* START RECORDS SHOWN *

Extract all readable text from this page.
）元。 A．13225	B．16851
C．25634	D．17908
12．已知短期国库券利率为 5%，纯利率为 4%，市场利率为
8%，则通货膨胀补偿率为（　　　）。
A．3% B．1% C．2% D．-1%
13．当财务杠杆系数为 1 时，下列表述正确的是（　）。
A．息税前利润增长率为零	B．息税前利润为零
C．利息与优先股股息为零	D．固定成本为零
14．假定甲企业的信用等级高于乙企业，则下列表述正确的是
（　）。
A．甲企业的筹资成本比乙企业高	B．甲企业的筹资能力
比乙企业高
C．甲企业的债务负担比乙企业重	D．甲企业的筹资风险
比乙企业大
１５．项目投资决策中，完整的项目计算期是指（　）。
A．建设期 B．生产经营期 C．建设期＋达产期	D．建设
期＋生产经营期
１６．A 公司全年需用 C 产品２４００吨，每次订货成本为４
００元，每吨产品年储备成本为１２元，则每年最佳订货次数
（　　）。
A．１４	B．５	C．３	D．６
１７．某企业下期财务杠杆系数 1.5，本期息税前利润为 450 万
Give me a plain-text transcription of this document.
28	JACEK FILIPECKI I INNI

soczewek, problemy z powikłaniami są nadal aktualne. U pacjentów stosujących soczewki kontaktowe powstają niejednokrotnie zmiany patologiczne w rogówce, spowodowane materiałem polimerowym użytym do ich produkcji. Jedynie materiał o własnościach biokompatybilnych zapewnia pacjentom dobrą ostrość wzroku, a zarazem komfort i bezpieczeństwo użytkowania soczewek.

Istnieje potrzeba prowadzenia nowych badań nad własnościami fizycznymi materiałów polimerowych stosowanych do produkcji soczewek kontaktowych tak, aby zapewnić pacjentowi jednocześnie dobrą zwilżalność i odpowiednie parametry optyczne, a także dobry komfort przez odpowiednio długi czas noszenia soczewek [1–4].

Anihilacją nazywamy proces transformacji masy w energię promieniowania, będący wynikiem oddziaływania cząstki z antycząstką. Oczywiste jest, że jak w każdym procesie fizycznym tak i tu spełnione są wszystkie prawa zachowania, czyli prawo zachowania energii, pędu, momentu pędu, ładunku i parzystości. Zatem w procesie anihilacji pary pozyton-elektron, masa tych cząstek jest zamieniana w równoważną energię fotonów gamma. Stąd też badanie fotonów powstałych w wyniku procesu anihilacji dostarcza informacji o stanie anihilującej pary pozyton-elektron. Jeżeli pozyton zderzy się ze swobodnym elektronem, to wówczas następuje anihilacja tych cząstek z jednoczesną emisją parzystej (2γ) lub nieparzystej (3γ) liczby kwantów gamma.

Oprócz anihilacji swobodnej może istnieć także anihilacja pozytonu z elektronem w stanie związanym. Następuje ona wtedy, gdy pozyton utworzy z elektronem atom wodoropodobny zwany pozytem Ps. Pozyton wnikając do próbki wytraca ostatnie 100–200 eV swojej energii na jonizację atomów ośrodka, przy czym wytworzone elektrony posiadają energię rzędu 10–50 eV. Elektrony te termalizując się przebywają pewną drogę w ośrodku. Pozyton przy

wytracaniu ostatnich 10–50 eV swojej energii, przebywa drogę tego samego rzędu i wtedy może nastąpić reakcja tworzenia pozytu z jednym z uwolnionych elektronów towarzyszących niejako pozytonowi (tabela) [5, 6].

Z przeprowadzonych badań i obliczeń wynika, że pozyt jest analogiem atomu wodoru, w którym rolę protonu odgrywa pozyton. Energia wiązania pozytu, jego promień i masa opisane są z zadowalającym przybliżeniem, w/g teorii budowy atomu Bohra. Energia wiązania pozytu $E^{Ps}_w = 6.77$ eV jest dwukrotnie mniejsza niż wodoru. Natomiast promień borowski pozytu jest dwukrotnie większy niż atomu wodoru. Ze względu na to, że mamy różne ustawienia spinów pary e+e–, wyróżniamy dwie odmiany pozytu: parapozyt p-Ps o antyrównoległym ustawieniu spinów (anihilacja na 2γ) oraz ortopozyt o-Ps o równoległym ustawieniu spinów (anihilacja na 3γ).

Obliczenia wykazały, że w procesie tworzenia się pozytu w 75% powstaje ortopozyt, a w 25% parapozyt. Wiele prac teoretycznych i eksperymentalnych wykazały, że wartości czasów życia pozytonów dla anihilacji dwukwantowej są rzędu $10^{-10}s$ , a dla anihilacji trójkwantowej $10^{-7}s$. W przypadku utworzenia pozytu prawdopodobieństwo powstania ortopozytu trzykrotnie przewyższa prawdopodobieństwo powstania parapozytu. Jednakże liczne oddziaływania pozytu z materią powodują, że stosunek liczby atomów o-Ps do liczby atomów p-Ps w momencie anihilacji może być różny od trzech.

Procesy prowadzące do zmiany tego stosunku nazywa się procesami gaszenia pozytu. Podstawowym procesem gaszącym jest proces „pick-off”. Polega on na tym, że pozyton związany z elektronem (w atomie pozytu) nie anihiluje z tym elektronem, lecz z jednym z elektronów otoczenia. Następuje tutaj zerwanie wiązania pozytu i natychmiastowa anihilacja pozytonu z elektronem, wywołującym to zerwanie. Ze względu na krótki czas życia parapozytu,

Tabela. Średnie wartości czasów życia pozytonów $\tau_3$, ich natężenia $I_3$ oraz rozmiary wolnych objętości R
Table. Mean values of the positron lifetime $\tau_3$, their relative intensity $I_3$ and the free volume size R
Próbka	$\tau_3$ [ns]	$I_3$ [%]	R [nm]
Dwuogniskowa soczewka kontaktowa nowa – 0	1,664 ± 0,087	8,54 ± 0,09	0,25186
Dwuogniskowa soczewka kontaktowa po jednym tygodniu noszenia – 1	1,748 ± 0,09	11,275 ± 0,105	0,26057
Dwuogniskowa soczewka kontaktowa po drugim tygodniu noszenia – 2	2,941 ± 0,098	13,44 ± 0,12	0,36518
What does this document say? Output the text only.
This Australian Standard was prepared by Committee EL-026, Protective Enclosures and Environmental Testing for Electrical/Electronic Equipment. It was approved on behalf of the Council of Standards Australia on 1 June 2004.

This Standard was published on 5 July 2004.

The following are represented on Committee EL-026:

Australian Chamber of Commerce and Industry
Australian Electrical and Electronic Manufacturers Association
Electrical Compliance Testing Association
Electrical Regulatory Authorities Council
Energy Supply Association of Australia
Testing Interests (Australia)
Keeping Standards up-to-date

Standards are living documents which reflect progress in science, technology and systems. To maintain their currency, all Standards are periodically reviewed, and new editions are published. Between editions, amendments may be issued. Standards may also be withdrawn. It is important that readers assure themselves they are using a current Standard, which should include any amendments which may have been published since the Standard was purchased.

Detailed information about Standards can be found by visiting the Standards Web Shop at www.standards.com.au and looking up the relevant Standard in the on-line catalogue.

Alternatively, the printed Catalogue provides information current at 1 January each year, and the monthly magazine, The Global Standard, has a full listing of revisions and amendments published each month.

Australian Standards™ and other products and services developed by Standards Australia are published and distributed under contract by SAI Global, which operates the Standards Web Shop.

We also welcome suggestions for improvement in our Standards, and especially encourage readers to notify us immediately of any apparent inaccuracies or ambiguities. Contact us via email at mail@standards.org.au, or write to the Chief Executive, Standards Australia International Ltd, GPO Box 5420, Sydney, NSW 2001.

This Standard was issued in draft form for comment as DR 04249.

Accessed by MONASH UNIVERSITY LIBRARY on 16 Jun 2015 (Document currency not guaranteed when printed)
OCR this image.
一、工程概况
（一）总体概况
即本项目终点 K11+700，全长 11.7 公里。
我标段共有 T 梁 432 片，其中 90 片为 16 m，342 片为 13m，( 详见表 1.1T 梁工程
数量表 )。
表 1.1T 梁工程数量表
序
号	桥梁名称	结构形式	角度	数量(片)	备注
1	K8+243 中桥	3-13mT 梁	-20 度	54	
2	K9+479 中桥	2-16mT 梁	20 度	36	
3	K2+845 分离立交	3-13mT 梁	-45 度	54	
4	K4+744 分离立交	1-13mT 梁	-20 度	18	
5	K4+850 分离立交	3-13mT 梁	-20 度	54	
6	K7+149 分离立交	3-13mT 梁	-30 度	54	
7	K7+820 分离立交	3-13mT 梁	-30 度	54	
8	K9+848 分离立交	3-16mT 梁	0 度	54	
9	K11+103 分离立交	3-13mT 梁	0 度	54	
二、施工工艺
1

* END RECORDS SHOWN *

YOUR TASK
Starting from the line containing "OCR this image." and ending with the final line of the data, reproduce each line exactly as it appears, including no other lines.

FULL RESPONSE
OCR this image.
一、工程概况
（一）总体概况
即本项目终点 K11+700，全长 11.7 公里。
我标段共有 T 梁 432 片，其中 90 片为 16 m，342 片为 13m，( 详见表 1.1T 梁工程
数量表 )。
表 1.1T 梁工程数量表
序
号	桥梁名称	结构形式	角度	数量(片)	备注
1	K8+243 中桥	3-13mT 梁	-20 度	54	
2	K9+479 中桥	2-16mT 梁	20 度	36	
3	K2+845 分离立交	3-13mT 梁	-45 度	54	
4	K4+744 分离立交	1-13mT 梁	-20 度	18	
5	K4+850 分离立交	3-13mT 梁	-20 度	54	
6	K7+149 分离立交	3-13mT 梁	-30 度	54	
7	K7+820 分离立交	3-13mT 梁	-30 度	54	
8	K9+848 分离立交	3-16mT 梁	0 度	54	
9	K11+103 分离立交	3-13mT 梁	0 度	54	
二、施工工艺
1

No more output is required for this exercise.